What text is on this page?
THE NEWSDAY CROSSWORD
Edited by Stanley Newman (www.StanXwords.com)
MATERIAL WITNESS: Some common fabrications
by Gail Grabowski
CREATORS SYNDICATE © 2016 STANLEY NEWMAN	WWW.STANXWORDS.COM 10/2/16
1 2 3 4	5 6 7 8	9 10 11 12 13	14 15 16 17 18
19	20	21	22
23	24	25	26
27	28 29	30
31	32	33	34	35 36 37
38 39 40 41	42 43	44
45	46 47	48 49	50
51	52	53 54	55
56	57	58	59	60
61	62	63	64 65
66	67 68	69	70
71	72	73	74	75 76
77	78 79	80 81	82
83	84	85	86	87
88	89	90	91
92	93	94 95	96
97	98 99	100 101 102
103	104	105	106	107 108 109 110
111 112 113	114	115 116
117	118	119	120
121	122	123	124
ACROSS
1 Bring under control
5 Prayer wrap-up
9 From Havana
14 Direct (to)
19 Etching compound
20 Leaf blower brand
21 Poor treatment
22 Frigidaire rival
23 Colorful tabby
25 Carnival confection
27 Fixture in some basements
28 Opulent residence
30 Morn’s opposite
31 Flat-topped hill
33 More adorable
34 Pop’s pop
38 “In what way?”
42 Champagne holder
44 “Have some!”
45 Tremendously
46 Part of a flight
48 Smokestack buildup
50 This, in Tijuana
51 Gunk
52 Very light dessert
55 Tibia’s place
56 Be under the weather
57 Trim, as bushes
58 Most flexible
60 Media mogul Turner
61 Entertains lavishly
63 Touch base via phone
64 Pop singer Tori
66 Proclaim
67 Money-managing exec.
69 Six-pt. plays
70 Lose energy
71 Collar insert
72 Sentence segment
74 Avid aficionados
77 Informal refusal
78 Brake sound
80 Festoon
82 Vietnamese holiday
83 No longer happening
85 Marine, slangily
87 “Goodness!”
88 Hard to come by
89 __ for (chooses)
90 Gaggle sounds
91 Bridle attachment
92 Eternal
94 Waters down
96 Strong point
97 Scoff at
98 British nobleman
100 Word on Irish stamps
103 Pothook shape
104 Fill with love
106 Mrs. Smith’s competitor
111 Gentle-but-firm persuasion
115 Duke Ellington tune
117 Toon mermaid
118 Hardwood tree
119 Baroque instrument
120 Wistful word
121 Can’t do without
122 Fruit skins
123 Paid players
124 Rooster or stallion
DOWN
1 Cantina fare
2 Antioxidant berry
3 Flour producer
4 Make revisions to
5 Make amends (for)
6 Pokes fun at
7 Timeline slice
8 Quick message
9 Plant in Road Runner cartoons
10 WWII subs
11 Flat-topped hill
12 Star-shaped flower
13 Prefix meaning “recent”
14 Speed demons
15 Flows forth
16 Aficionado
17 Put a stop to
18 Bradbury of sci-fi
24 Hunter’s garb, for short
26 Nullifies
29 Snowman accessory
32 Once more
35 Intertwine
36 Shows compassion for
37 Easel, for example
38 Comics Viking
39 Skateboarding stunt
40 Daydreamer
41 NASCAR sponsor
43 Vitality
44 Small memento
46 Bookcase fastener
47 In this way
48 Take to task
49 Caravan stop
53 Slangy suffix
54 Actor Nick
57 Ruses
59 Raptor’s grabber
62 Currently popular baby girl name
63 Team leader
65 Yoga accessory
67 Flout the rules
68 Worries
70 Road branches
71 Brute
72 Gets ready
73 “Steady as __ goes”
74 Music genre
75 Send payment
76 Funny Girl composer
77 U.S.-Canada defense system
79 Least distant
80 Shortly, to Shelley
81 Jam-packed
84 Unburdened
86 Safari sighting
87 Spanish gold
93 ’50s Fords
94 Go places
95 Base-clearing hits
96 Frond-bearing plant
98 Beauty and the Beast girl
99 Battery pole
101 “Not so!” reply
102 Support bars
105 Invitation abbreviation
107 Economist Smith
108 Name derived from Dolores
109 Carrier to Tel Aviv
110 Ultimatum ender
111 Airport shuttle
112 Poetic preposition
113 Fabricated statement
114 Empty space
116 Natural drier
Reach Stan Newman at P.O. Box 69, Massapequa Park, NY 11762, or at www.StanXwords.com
========
* INSTRUCTIONS FOR THE TASK *
Repeat the entries shown above, every one, word for word.

* RESULT *
What text is on this page?
THE NEWSDAY CROSSWORD
Edited by Stanley Newman (www.StanXwords.com)
MATERIAL WITNESS: Some common fabrications
by Gail Grabowski
CREATORS SYNDICATE © 2016 STANLEY NEWMAN	WWW.STANXWORDS.COM 10/2/16
1 2 3 4	5 6 7 8	9 10 11 12 13	14 15 16 17 18
19	20	21	22
23	24	25	26
27	28 29	30
31	32	33	34	35 36 37
38 39 40 41	42 43	44
45	46 47	48 49	50
51	52	53 54	55
56	57	58	59	60
61	62	63	64 65
66	67 68	69	70
71	72	73	74	75 76
77	78 79	80 81	82
83	84	85	86	87
88	89	90	91
92	93	94 95	96
97	98 99	100 101 102
103	104	105	106	107 108 109 110
111 112 113	114	115 116
117	118	119	120
121	122	123	124
ACROSS
1 Bring under control
5 Prayer wrap-up
9 From Havana
14 Direct (to)
19 Etching compound
20 Leaf blower brand
21 Poor treatment
22 Frigidaire rival
23 Colorful tabby
25 Carnival confection
27 Fixture in some basements
28 Opulent residence
30 Morn’s opposite
31 Flat-topped hill
33 More adorable
34 Pop’s pop
38 “In what way?”
42 Champagne holder
44 “Have some!”
45 Tremendously
46 Part of a flight
48 Smokestack buildup
50 This, in Tijuana
51 Gunk
52 Very light dessert
55 Tibia’s place
56 Be under the weather
57 Trim, as bushes
58 Most flexible
60 Media mogul Turner
61 Entertains lavishly
63 Touch base via phone
64 Pop singer Tori
66 Proclaim
67 Money-managing exec.
69 Six-pt. plays
70 Lose energy
71 Collar insert
72 Sentence segment
74 Avid aficionados
77 Informal refusal
78 Brake sound
80 Festoon
82 Vietnamese holiday
83 No longer happening
85 Marine, slangily
87 “Goodness!”
88 Hard to come by
89 __ for (chooses)
90 Gaggle sounds
91 Bridle attachment
92 Eternal
94 Waters down
96 Strong point
97 Scoff at
98 British nobleman
100 Word on Irish stamps
103 Pothook shape
104 Fill with love
106 Mrs. Smith’s competitor
111 Gentle-but-firm persuasion
115 Duke Ellington tune
117 Toon mermaid
118 Hardwood tree
119 Baroque instrument
120 Wistful word
121 Can’t do without
122 Fruit skins
123 Paid players
124 Rooster or stallion
DOWN
1 Cantina fare
2 Antioxidant berry
3 Flour producer
4 Make revisions to
5 Make amends (for)
6 Pokes fun at
7 Timeline slice
8 Quick message
9 Plant in Road Runner cartoons
10 WWII subs
11 Flat-topped hill
12 Star-shaped flower
13 Prefix meaning “recent”
14 Speed demons
15 Flows forth
16 Aficionado
17 Put a stop to
18 Bradbury of sci-fi
24 Hunter’s garb, for short
26 Nullifies
29 Snowman accessory
32 Once more
35 Intertwine
36 Shows compassion for
37 Easel, for example
38 Comics Viking
39 Skateboarding stunt
40 Daydreamer
41 NASCAR sponsor
43 Vitality
44 Small memento
46 Bookcase fastener
47 In this way
48 Take to task
49 Caravan stop
53 Slangy suffix
54 Actor Nick
57 Ruses
59 Raptor’s grabber
62 Currently popular baby girl name
63 Team leader
65 Yoga accessory
67 Flout the rules
68 Worries
70 Road branches
71 Brute
72 Gets ready
73 “Steady as __ goes”
74 Music genre
75 Send payment
76 Funny Girl composer
77 U.S.-Canada defense system
79 Least distant
80 Shortly, to Shelley
81 Jam-packed
84 Unburdened
86 Safari sighting
87 Spanish gold
93 ’50s Fords
94 Go places
95 Base-clearing hits
96 Frond-bearing plant
98 Beauty and the Beast girl
99 Battery pole
101 “Not so!” reply
102 Support bars
105 Invitation abbreviation
107 Economist Smith
108 Name derived from Dolores
109 Carrier to Tel Aviv
110 Ultimatum ender
111 Airport shuttle
112 Poetic preposition
113 Fabricated statement
114 Empty space
116 Natural drier
Reach Stan Newman at P.O. Box 69, Massapequa Park, NY 11762, or at www.StanXwords.com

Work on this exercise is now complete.